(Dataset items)
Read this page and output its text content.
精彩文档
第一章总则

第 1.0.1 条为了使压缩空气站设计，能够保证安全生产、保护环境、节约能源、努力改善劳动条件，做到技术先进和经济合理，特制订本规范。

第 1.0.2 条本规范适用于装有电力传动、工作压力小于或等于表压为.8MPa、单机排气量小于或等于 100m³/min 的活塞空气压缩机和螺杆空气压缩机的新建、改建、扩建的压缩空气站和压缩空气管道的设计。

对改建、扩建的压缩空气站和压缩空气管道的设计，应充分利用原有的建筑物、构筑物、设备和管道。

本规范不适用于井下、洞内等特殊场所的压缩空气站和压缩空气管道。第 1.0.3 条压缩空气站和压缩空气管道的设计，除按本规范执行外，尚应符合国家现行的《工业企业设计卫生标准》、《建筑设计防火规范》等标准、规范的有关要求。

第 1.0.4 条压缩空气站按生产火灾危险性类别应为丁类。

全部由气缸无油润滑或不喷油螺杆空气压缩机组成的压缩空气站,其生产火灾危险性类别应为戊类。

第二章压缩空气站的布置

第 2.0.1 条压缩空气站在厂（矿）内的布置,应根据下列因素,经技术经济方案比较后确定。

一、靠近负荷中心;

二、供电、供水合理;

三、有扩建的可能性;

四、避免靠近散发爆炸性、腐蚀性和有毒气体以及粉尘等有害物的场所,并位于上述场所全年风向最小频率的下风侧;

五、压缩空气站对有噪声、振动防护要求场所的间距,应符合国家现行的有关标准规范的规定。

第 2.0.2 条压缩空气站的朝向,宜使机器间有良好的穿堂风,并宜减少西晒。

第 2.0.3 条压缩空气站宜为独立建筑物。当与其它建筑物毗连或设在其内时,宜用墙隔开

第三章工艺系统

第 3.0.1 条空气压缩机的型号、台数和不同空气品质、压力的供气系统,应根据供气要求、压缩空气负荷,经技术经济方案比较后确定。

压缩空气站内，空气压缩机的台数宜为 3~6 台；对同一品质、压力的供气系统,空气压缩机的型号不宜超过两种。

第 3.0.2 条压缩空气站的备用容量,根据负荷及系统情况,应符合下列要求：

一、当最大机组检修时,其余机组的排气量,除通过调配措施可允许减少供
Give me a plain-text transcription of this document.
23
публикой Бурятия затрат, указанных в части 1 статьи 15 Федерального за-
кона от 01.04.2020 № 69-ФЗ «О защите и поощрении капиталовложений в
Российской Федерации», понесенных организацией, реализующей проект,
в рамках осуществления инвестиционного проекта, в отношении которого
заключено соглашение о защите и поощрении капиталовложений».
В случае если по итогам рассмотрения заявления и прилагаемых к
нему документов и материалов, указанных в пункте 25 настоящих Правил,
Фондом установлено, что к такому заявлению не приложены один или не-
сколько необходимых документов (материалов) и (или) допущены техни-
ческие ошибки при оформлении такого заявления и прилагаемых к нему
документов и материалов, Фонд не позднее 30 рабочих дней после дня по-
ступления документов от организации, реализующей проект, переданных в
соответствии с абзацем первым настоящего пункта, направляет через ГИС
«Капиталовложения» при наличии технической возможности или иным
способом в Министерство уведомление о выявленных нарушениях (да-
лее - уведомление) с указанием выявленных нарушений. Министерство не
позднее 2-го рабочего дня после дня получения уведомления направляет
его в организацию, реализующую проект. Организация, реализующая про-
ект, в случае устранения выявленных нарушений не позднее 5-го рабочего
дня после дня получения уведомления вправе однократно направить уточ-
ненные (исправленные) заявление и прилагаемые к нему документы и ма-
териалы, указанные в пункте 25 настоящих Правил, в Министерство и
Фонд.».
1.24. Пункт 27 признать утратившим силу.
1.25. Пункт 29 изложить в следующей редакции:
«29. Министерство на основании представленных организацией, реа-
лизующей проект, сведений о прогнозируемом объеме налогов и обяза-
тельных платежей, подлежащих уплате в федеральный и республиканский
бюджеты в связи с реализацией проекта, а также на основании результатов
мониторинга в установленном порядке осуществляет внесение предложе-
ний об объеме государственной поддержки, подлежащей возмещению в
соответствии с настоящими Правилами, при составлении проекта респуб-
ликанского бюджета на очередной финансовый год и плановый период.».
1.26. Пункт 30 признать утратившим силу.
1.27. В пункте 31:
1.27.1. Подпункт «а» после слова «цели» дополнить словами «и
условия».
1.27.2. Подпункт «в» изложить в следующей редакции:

What is needed: Search the entries for the word "уведомление" and gather every line where it appears.

Full answer:
способом в Министерство уведомление о выявленных нарушениях (да-
лее - уведомление) с указанием выявленных нарушений. Министерство не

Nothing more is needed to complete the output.